** begin **
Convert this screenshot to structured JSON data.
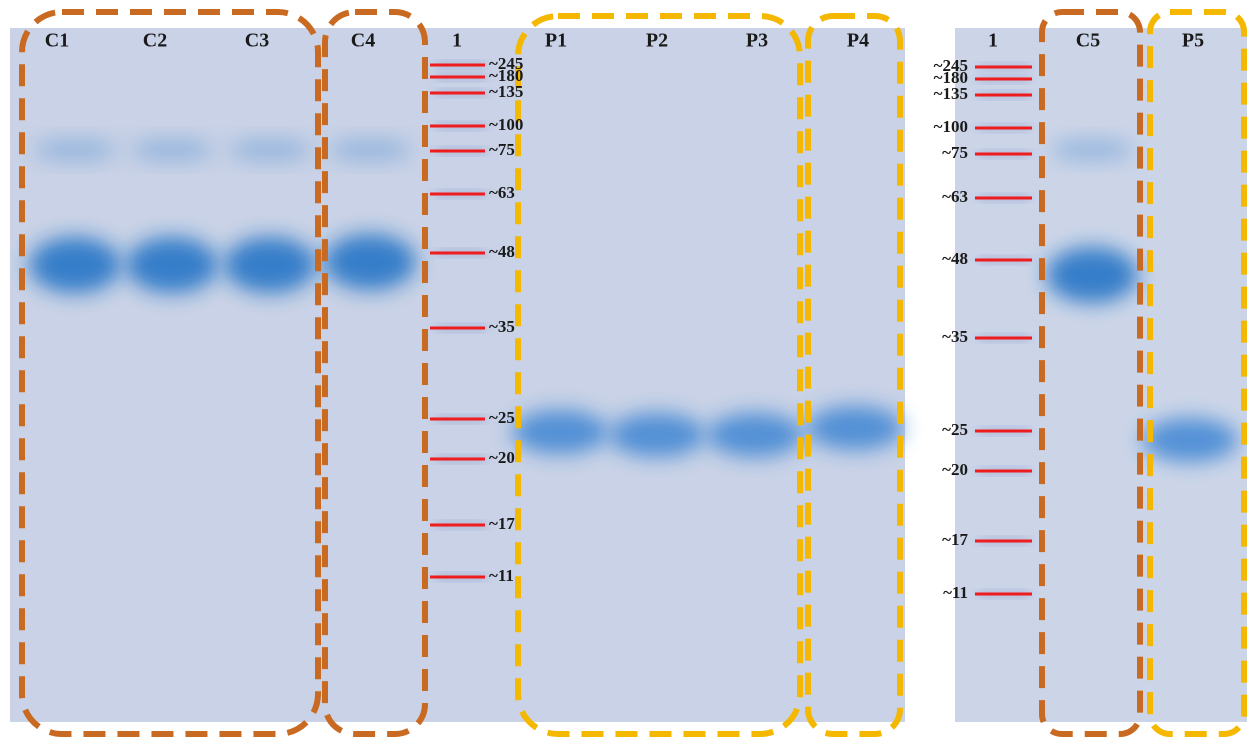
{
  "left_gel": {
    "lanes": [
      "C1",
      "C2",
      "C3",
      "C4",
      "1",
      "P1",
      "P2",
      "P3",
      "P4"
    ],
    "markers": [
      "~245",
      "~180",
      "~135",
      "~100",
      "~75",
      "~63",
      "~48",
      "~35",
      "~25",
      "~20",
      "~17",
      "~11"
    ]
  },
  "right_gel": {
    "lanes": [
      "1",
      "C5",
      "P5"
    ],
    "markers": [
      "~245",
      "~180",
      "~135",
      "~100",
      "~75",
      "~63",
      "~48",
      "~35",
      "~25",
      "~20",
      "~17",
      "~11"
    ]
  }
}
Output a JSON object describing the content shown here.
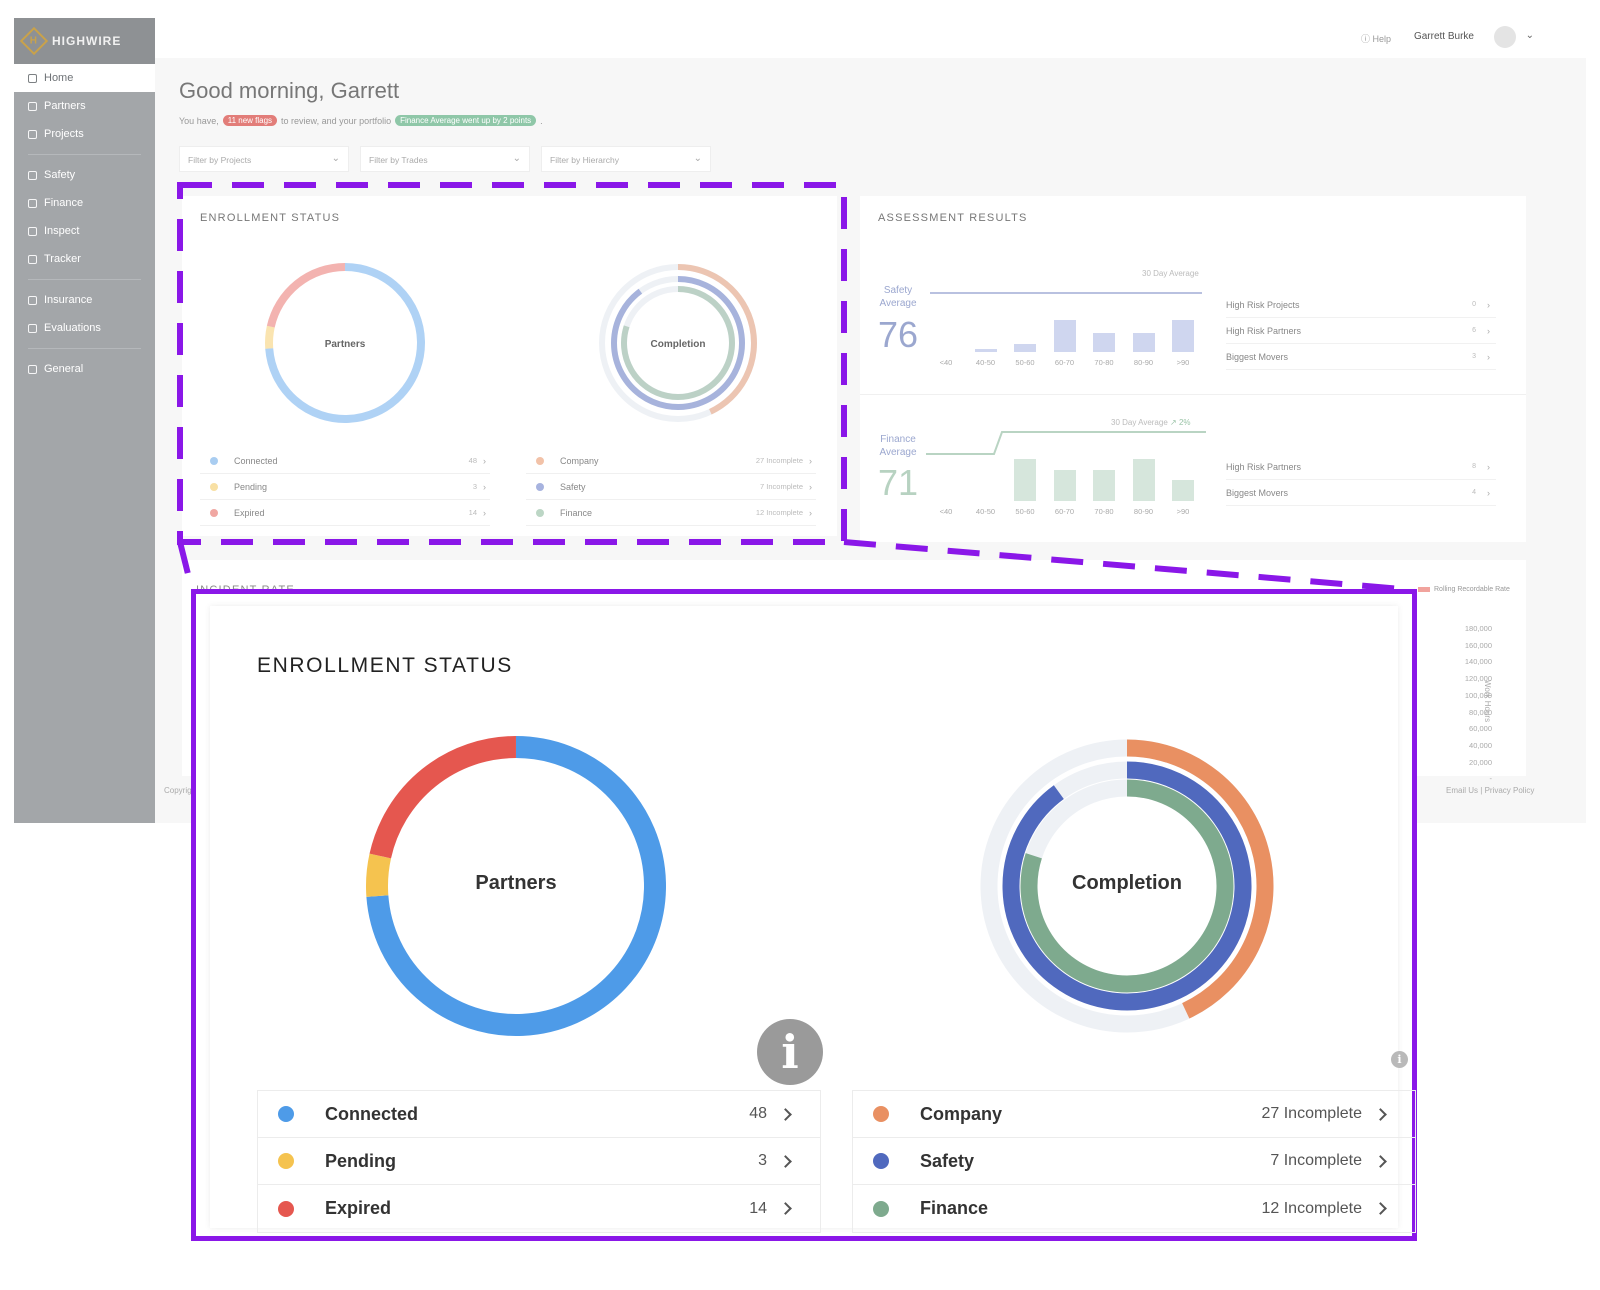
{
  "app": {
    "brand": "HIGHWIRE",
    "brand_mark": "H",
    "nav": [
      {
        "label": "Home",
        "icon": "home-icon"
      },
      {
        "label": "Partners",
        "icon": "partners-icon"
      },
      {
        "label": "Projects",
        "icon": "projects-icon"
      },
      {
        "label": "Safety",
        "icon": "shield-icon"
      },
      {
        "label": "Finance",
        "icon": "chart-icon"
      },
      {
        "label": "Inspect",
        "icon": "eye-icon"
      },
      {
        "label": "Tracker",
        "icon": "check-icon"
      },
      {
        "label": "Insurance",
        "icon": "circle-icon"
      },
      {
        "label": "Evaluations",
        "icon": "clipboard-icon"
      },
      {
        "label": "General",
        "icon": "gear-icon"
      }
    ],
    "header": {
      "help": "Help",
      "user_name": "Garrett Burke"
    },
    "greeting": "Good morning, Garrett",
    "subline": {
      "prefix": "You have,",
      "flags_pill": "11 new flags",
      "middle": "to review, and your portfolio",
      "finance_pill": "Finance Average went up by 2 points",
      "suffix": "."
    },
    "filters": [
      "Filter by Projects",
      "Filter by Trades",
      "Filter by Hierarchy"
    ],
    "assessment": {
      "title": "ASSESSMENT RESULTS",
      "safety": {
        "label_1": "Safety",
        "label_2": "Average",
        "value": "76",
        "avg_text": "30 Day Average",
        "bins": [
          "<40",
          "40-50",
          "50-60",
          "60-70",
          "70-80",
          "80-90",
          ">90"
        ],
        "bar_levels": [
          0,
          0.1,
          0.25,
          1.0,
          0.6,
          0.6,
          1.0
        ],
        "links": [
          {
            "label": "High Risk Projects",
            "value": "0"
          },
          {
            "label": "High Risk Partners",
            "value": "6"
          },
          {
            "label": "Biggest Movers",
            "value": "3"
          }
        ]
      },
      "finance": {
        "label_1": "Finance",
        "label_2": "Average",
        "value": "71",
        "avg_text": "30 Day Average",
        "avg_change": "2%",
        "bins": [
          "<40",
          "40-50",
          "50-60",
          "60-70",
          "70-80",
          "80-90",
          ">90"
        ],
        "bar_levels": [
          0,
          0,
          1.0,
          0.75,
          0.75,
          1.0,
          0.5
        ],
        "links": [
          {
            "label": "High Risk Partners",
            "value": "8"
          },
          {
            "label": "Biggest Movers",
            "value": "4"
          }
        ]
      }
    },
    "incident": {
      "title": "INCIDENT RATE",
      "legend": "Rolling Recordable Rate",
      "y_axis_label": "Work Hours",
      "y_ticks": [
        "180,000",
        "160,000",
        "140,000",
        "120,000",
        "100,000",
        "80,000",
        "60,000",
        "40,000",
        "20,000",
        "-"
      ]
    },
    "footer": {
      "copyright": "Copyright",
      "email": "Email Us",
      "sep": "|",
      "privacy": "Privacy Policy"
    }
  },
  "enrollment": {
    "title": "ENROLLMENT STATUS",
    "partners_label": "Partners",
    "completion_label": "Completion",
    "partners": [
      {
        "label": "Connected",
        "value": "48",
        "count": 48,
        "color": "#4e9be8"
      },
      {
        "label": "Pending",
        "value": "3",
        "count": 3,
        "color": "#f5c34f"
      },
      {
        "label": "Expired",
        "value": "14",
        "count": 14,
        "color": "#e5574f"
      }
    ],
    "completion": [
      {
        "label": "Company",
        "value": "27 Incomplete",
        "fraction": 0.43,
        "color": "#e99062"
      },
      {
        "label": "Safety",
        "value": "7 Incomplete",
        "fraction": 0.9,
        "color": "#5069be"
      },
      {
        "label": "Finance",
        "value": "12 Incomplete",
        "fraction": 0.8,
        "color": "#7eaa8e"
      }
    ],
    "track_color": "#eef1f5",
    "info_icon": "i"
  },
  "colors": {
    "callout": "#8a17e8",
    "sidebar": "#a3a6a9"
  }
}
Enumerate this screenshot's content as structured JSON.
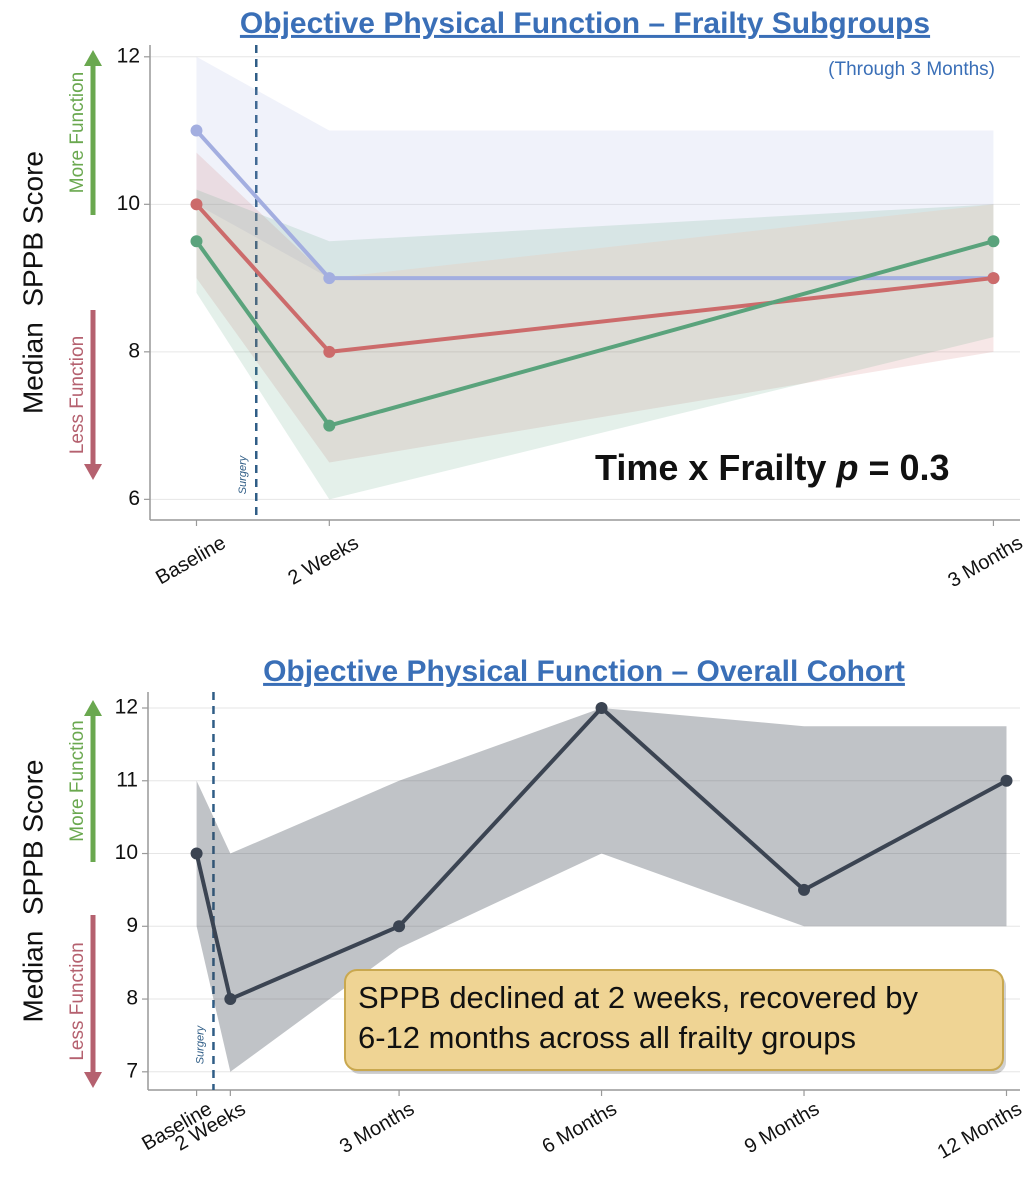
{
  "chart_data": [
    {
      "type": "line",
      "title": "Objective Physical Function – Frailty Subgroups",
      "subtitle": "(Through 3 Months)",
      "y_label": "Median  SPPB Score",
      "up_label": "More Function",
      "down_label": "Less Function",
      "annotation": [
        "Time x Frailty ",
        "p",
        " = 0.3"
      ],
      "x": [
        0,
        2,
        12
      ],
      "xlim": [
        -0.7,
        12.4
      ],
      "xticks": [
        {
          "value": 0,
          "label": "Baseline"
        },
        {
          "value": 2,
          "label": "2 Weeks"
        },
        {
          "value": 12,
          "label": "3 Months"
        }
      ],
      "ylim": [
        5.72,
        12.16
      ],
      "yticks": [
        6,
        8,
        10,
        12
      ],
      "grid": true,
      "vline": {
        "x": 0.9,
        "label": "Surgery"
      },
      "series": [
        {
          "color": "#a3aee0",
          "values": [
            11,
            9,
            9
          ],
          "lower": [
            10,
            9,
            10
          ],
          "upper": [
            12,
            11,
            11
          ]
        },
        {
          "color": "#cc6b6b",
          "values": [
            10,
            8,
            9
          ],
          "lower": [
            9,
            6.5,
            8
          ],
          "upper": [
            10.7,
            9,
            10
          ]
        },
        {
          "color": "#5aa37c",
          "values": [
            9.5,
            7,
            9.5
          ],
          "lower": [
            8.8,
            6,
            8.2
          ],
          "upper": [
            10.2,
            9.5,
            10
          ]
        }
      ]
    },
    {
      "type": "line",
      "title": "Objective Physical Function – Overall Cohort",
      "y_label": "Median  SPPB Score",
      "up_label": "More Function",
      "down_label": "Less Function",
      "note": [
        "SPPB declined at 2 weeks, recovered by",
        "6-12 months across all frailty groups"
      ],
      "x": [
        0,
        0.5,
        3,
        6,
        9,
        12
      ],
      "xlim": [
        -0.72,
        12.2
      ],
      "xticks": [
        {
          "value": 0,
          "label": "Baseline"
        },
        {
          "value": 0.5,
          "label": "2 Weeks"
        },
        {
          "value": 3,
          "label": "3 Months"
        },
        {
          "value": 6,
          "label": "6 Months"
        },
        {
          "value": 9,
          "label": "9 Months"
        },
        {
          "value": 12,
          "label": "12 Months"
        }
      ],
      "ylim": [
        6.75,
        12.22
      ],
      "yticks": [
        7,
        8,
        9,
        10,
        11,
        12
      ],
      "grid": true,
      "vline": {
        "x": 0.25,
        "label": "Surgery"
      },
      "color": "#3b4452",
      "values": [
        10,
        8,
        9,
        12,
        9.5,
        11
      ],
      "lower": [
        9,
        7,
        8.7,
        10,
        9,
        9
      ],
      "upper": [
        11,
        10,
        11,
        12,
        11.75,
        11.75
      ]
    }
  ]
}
** end **
- **Problem**
Could you reproduce every record above exactly, leaving out the pictures?

- **Reply to the exercise**
Convert this screenshot to structured JSON data.
{
  "left_gel": {
    "lanes": [
      "C1",
      "C2",
      "C3",
      "C4",
      "1",
      "P1",
      "P2",
      "P3",
      "P4"
    ],
    "markers": [
      "~245",
      "~180",
      "~135",
      "~100",
      "~75",
      "~63",
      "~48",
      "~35",
      "~25",
      "~20",
      "~17",
      "~11"
    ]
  },
  "right_gel": {
    "lanes": [
      "1",
      "C5",
      "P5"
    ],
    "markers": [
      "~245",
      "~180",
      "~135",
      "~100",
      "~75",
      "~63",
      "~48",
      "~35",
      "~25",
      "~20",
      "~17",
      "~11"
    ]
  }
}
Output a JSON object describing the content shown here.
{
  "app": {
    "brand": "HIGHWIRE",
    "brand_mark": "H",
    "nav": [
      {
        "label": "Home",
        "icon": "home-icon"
      },
      {
        "label": "Partners",
        "icon": "partners-icon"
      },
      {
        "label": "Projects",
        "icon": "projects-icon"
      },
      {
        "label": "Safety",
        "icon": "shield-icon"
      },
      {
        "label": "Finance",
        "icon": "chart-icon"
      },
      {
        "label": "Inspect",
        "icon": "eye-icon"
      },
      {
        "label": "Tracker",
        "icon": "check-icon"
      },
      {
        "label": "Insurance",
        "icon": "circle-icon"
      },
      {
        "label": "Evaluations",
        "icon": "clipboard-icon"
      },
      {
        "label": "General",
        "icon": "gear-icon"
      }
    ],
    "header": {
      "help": "Help",
      "user_name": "Garrett Burke"
    },
    "greeting": "Good morning, Garrett",
    "subline": {
      "prefix": "You have,",
      "flags_pill": "11 new flags",
      "middle": "to review, and your portfolio",
      "finance_pill": "Finance Average went up by 2 points",
      "suffix": "."
    },
    "filters": [
      "Filter by Projects",
      "Filter by Trades",
      "Filter by Hierarchy"
    ],
    "assessment": {
      "title": "ASSESSMENT RESULTS",
      "safety": {
        "label_1": "Safety",
        "label_2": "Average",
        "value": "76",
        "avg_text": "30 Day Average",
        "bins": [
          "<40",
          "40-50",
          "50-60",
          "60-70",
          "70-80",
          "80-90",
          ">90"
        ],
        "bar_levels": [
          0,
          0.1,
          0.25,
          1.0,
          0.6,
          0.6,
          1.0
        ],
        "links": [
          {
            "label": "High Risk Projects",
            "value": "0"
          },
          {
            "label": "High Risk Partners",
            "value": "6"
          },
          {
            "label": "Biggest Movers",
            "value": "3"
          }
        ]
      },
      "finance": {
        "label_1": "Finance",
        "label_2": "Average",
        "value": "71",
        "avg_text": "30 Day Average",
        "avg_change": "2%",
        "bins": [
          "<40",
          "40-50",
          "50-60",
          "60-70",
          "70-80",
          "80-90",
          ">90"
        ],
        "bar_levels": [
          0,
          0,
          1.0,
          0.75,
          0.75,
          1.0,
          0.5
        ],
        "links": [
          {
            "label": "High Risk Partners",
            "value": "8"
          },
          {
            "label": "Biggest Movers",
            "value": "4"
          }
        ]
      }
    },
    "incident": {
      "title": "INCIDENT RATE",
      "legend": "Rolling Recordable Rate",
      "y_axis_label": "Work Hours",
      "y_ticks": [
        "180,000",
        "160,000",
        "140,000",
        "120,000",
        "100,000",
        "80,000",
        "60,000",
        "40,000",
        "20,000",
        "-"
      ]
    },
    "footer": {
      "copyright": "Copyright",
      "email": "Email Us",
      "sep": "|",
      "privacy": "Privacy Policy"
    }
  },
  "enrollment": {
    "title": "ENROLLMENT STATUS",
    "partners_label": "Partners",
    "completion_label": "Completion",
    "partners": [
      {
        "label": "Connected",
        "value": "48",
        "count": 48,
        "color": "#4e9be8"
      },
      {
        "label": "Pending",
        "value": "3",
        "count": 3,
        "color": "#f5c34f"
      },
      {
        "label": "Expired",
        "value": "14",
        "count": 14,
        "color": "#e5574f"
      }
    ],
    "completion": [
      {
        "label": "Company",
        "value": "27 Incomplete",
        "fraction": 0.43,
        "color": "#e99062"
      },
      {
        "label": "Safety",
        "value": "7 Incomplete",
        "fraction": 0.9,
        "color": "#5069be"
      },
      {
        "label": "Finance",
        "value": "12 Incomplete",
        "fraction": 0.8,
        "color": "#7eaa8e"
      }
    ],
    "track_color": "#eef1f5",
    "info_icon": "i"
  },
  "colors": {
    "callout": "#8a17e8",
    "sidebar": "#a3a6a9"
  }
}
Enumerate this screenshot's content as structured JSON.
{
  "chart_data": [
    {
      "type": "line",
      "title": "Objective Physical Function – Frailty Subgroups",
      "subtitle": "(Through 3 Months)",
      "y_label": "Median  SPPB Score",
      "up_label": "More Function",
      "down_label": "Less Function",
      "annotation": [
        "Time x Frailty ",
        "p",
        " = 0.3"
      ],
      "x": [
        0,
        2,
        12
      ],
      "xlim": [
        -0.7,
        12.4
      ],
      "xticks": [
        {
          "value": 0,
          "label": "Baseline"
        },
        {
          "value": 2,
          "label": "2 Weeks"
        },
        {
          "value": 12,
          "label": "3 Months"
        }
      ],
      "ylim": [
        5.72,
        12.16
      ],
      "yticks": [
        6,
        8,
        10,
        12
      ],
      "grid": true,
      "vline": {
        "x": 0.9,
        "label": "Surgery"
      },
      "series": [
        {
          "color": "#a3aee0",
          "values": [
            11,
            9,
            9
          ],
          "lower": [
            10,
            9,
            10
          ],
          "upper": [
            12,
            11,
            11
          ]
        },
        {
          "color": "#cc6b6b",
          "values": [
            10,
            8,
            9
          ],
          "lower": [
            9,
            6.5,
            8
          ],
          "upper": [
            10.7,
            9,
            10
          ]
        },
        {
          "color": "#5aa37c",
          "values": [
            9.5,
            7,
            9.5
          ],
          "lower": [
            8.8,
            6,
            8.2
          ],
          "upper": [
            10.2,
            9.5,
            10
          ]
        }
      ]
    },
    {
      "type": "line",
      "title": "Objective Physical Function – Overall Cohort",
      "y_label": "Median  SPPB Score",
      "up_label": "More Function",
      "down_label": "Less Function",
      "note": [
        "SPPB declined at 2 weeks, recovered by",
        "6-12 months across all frailty groups"
      ],
      "x": [
        0,
        0.5,
        3,
        6,
        9,
        12
      ],
      "xlim": [
        -0.72,
        12.2
      ],
      "xticks": [
        {
          "value": 0,
          "label": "Baseline"
        },
        {
          "value": 0.5,
          "label": "2 Weeks"
        },
        {
          "value": 3,
          "label": "3 Months"
        },
        {
          "value": 6,
          "label": "6 Months"
        },
        {
          "value": 9,
          "label": "9 Months"
        },
        {
          "value": 12,
          "label": "12 Months"
        }
      ],
      "ylim": [
        6.75,
        12.22
      ],
      "yticks": [
        7,
        8,
        9,
        10,
        11,
        12
      ],
      "grid": true,
      "vline": {
        "x": 0.25,
        "label": "Surgery"
      },
      "color": "#3b4452",
      "values": [
        10,
        8,
        9,
        12,
        9.5,
        11
      ],
      "lower": [
        9,
        7,
        8.7,
        10,
        9,
        9
      ],
      "upper": [
        11,
        10,
        11,
        12,
        11.75,
        11.75
      ]
    }
  ]
}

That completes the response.